Start of EXERCISE INPUTS
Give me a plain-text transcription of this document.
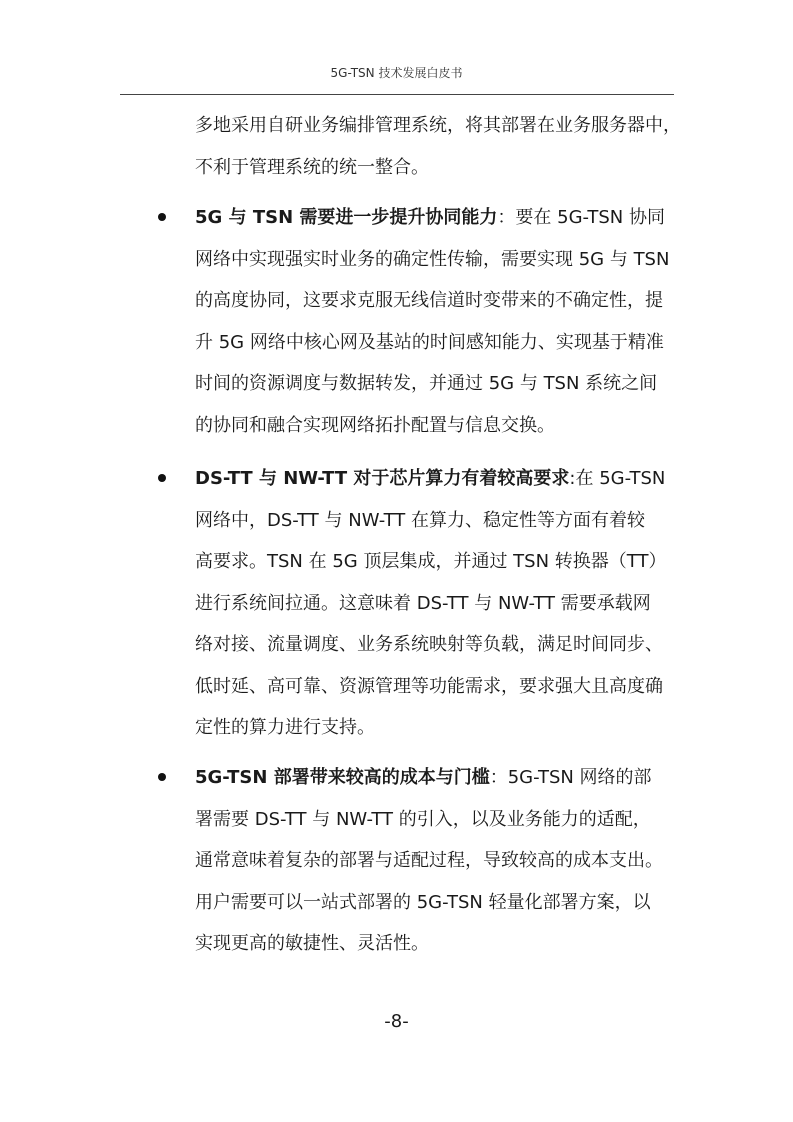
5G-TSN 技术发展白皮书
多地采用自研业务编排管理系统，将其部署在业务服务器中，
不利于管理系统的统一整合。
5G 与 TSN 需要进一步提升协同能力：要在 5G-TSN 协同
网络中实现强实时业务的确定性传输，需要实现 5G 与 TSN
的高度协同，这要求克服无线信道时变带来的不确定性，提
升 5G 网络中核心网及基站的时间感知能力、实现基于精准
时间的资源调度与数据转发，并通过 5G 与 TSN 系统之间
的协同和融合实现网络拓扑配置与信息交换。
DS-TT 与 NW-TT 对于芯片算力有着较高要求:在 5G-TSN
网络中，DS-TT 与 NW-TT 在算力、稳定性等方面有着较
高要求。TSN 在 5G 顶层集成，并通过 TSN 转换器（TT）
进行系统间拉通。这意味着 DS-TT 与 NW-TT 需要承载网
络对接、流量调度、业务系统映射等负载，满足时间同步、
低时延、高可靠、资源管理等功能需求，要求强大且高度确
定性的算力进行支持。
5G-TSN 部署带来较高的成本与门槛：5G-TSN 网络的部
署需要 DS-TT 与 NW-TT 的引入，以及业务能力的适配，
通常意味着复杂的部署与适配过程，导致较高的成本支出。
用户需要可以一站式部署的 5G-TSN 轻量化部署方案，以
实现更高的敏捷性、灵活性。
-8-
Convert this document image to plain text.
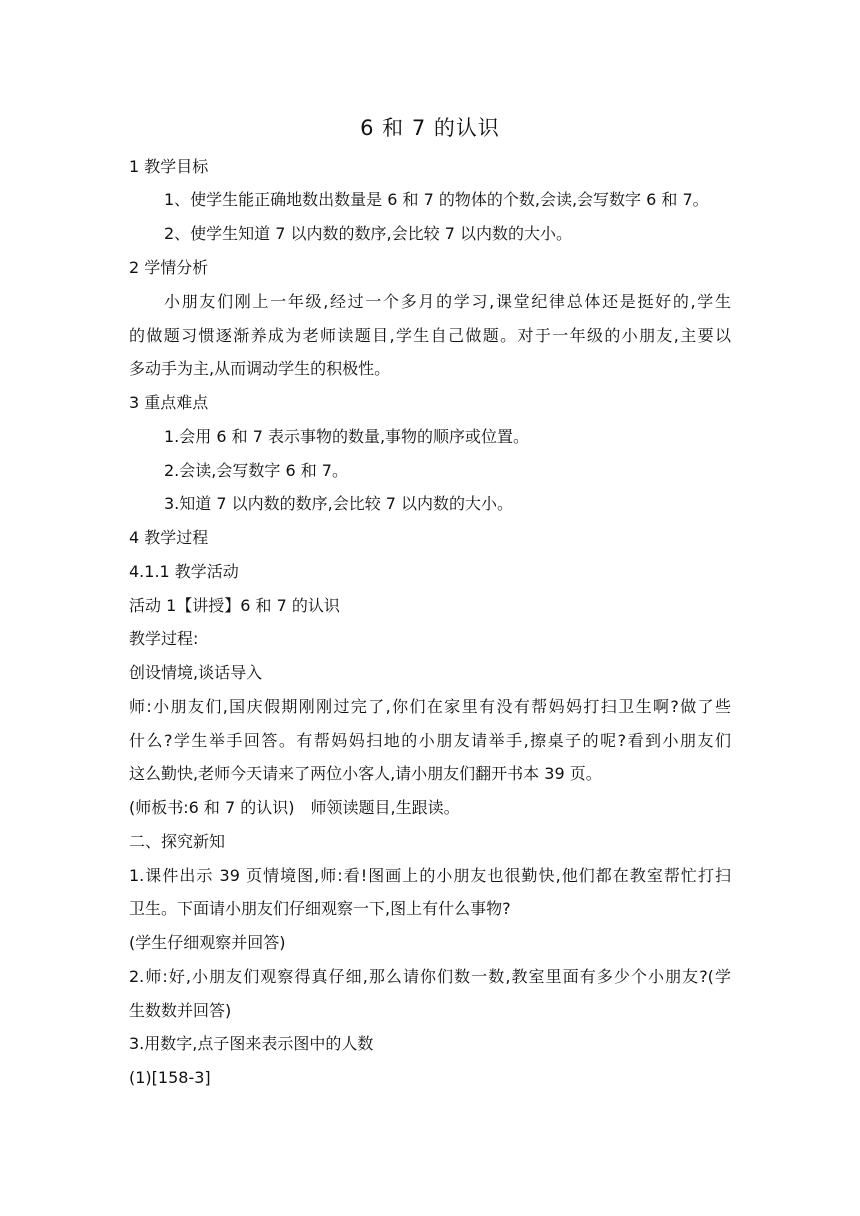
6 和 7 的认识
1 教学目标
1、使学生能正确地数出数量是 6 和 7 的物体的个数,会读,会写数字 6 和 7。
2、使学生知道 7 以内数的数序,会比较 7 以内数的大小。
2 学情分析
小朋友们刚上一年级,经过一个多月的学习,课堂纪律总体还是挺好的,学生
的做题习惯逐渐养成为老师读题目,学生自己做题。对于一年级的小朋友,主要以
多动手为主,从而调动学生的积极性。
3 重点难点
1.会用 6 和 7 表示事物的数量,事物的顺序或位置。
2.会读,会写数字 6 和 7。
3.知道 7 以内数的数序,会比较 7 以内数的大小。
4 教学过程
4.1.1 教学活动
活动 1【讲授】6 和 7 的认识
教学过程:
创设情境,谈话导入
师:小朋友们,国庆假期刚刚过完了,你们在家里有没有帮妈妈打扫卫生啊?做了些
什么?学生举手回答。有帮妈妈扫地的小朋友请举手,擦桌子的呢?看到小朋友们
这么勤快,老师今天请来了两位小客人,请小朋友们翻开书本 39 页。
(师板书:6 和 7 的认识)　师领读题目,生跟读。
二、探究新知
1.课件出示 39 页情境图,师:看!图画上的小朋友也很勤快,他们都在教室帮忙打扫
卫生。下面请小朋友们仔细观察一下,图上有什么事物?
(学生仔细观察并回答)
2.师:好,小朋友们观察得真仔细,那么请你们数一数,教室里面有多少个小朋友?(学
生数数并回答)
3.用数字,点子图来表示图中的人数
(1)[158-3]
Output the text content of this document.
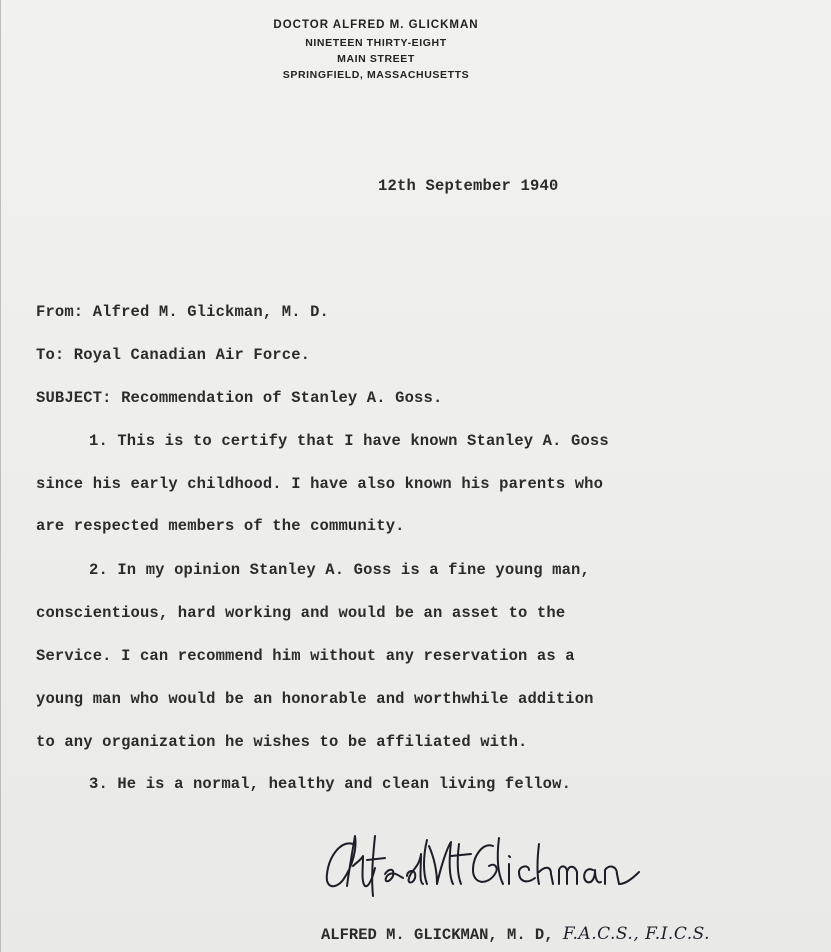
DOCTOR ALFRED M. GLICKMAN

NINETEEN THIRTY-EIGHT

MAIN STREET

SPRINGFIELD, MASSACHUSETTS

12th September 1940
From: Alfred M. Glickman, M. D.
To: Royal Canadian Air Force.
SUBJECT: Recommendation of Stanley A. Goss.
1. This is to certify that I have known Stanley A. Goss
since his early childhood. I have also known his parents who
are respected members of the community.
2. In my opinion Stanley A. Goss is a fine young man,
conscientious, hard working and would be an asset to the
Service. I can recommend him without any reservation as a
young man who would be an honorable and worthwhile addition
to any organization he wishes to be affiliated with.
3. He is a normal, healthy and clean living fellow.
ALFRED M. GLICKMAN, M. D, F.A.C.S., F.I.C.S.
End of EXERCISE INPUTS
:: WORK REQUIRED ::
Pull every line containing "以内数的数序" out of the data above.

:: COMPLETE OUTPUT ::
2、使学生知道 7 以内数的数序,会比较 7 以内数的大小。
3.知道 7 以内数的数序,会比较 7 以内数的大小。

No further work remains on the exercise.